--- To do ---
Extract the lines beginning at the one that holds "Transcribe this image's" and ending at the final line of the material below, keeping them exact and leaving out all pictures.

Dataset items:
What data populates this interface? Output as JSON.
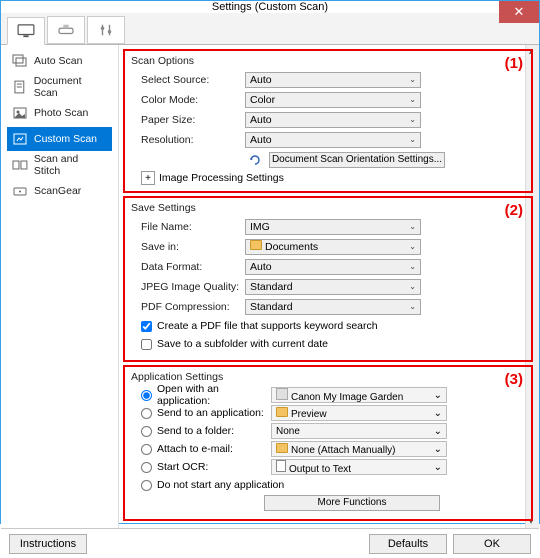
{
  "window_title": "Settings (Custom Scan)",
  "sidebar": {
    "items": [
      {
        "label": "Auto Scan"
      },
      {
        "label": "Document Scan"
      },
      {
        "label": "Photo Scan"
      },
      {
        "label": "Custom Scan"
      },
      {
        "label": "Scan and Stitch"
      },
      {
        "label": "ScanGear"
      }
    ]
  },
  "panel1": {
    "num": "(1)",
    "title": "Scan Options",
    "select_source_label": "Select Source:",
    "select_source_value": "Auto",
    "color_mode_label": "Color Mode:",
    "color_mode_value": "Color",
    "paper_size_label": "Paper Size:",
    "paper_size_value": "Auto",
    "resolution_label": "Resolution:",
    "resolution_value": "Auto",
    "orientation_btn": "Document Scan Orientation Settings...",
    "image_proc": "Image Processing Settings"
  },
  "panel2": {
    "num": "(2)",
    "title": "Save Settings",
    "file_name_label": "File Name:",
    "file_name_value": "IMG",
    "save_in_label": "Save in:",
    "save_in_value": "Documents",
    "data_format_label": "Data Format:",
    "data_format_value": "Auto",
    "jpeg_label": "JPEG Image Quality:",
    "jpeg_value": "Standard",
    "pdf_label": "PDF Compression:",
    "pdf_value": "Standard",
    "chk_keyword": "Create a PDF file that supports keyword search",
    "chk_subfolder": "Save to a subfolder with current date"
  },
  "panel3": {
    "num": "(3)",
    "title": "Application Settings",
    "r_open_app": "Open with an application:",
    "r_open_app_val": "Canon My Image Garden",
    "r_send_app": "Send to an application:",
    "r_send_app_val": "Preview",
    "r_send_folder": "Send to a folder:",
    "r_send_folder_val": "None",
    "r_email": "Attach to e-mail:",
    "r_email_val": "None (Attach Manually)",
    "r_ocr": "Start OCR:",
    "r_ocr_val": "Output to Text",
    "r_none": "Do not start any application",
    "more_fn": "More Functions"
  },
  "footer": {
    "instructions": "Instructions",
    "defaults": "Defaults",
    "ok": "OK"
  }
}
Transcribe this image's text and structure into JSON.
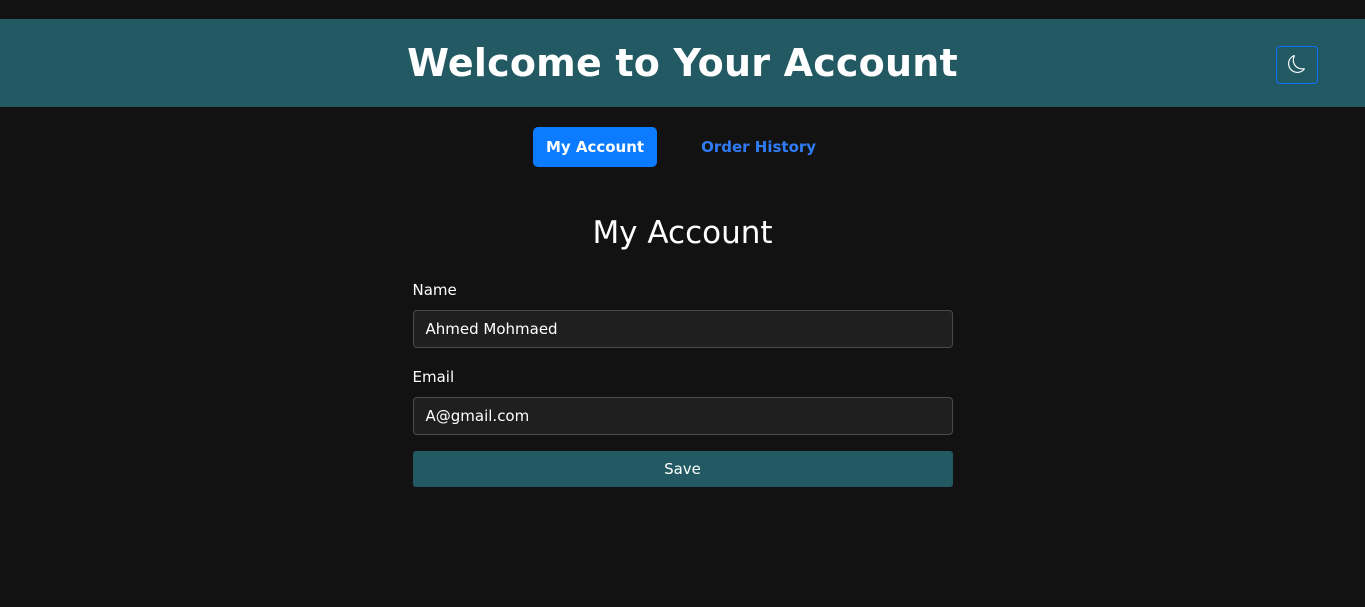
{
  "header": {
    "title": "Welcome to Your Account",
    "theme_toggle_icon": "moon-icon"
  },
  "tabs": [
    {
      "label": "My Account",
      "active": true
    },
    {
      "label": "Order History",
      "active": false
    }
  ],
  "main": {
    "title": "My Account",
    "fields": {
      "name": {
        "label": "Name",
        "value": "Ahmed Mohmaed"
      },
      "email": {
        "label": "Email",
        "value": "A@gmail.com"
      }
    },
    "save_label": "Save"
  },
  "colors": {
    "background": "#121212",
    "header": "#225963",
    "accent": "#0d7bff",
    "link": "#2f7cf6"
  }
}
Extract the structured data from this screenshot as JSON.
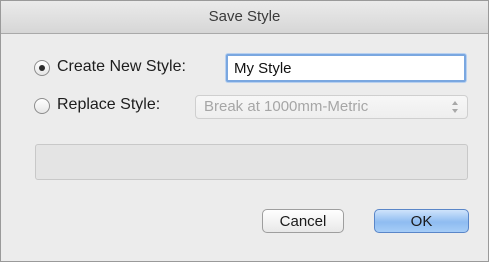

--- Output for this exercise ---
Transcribe this image's text and structure into JSON.
{
  "header": {
    "title": "Welcome to Your Account",
    "theme_toggle_icon": "moon-icon"
  },
  "tabs": [
    {
      "label": "My Account",
      "active": true
    },
    {
      "label": "Order History",
      "active": false
    }
  ],
  "main": {
    "title": "My Account",
    "fields": {
      "name": {
        "label": "Name",
        "value": "Ahmed Mohmaed"
      },
      "email": {
        "label": "Email",
        "value": "A@gmail.com"
      }
    },
    "save_label": "Save"
  },
  "colors": {
    "background": "#121212",
    "header": "#225963",
    "accent": "#0d7bff",
    "link": "#2f7cf6"
  }
}
Extract the structured data from this screenshot as JSON.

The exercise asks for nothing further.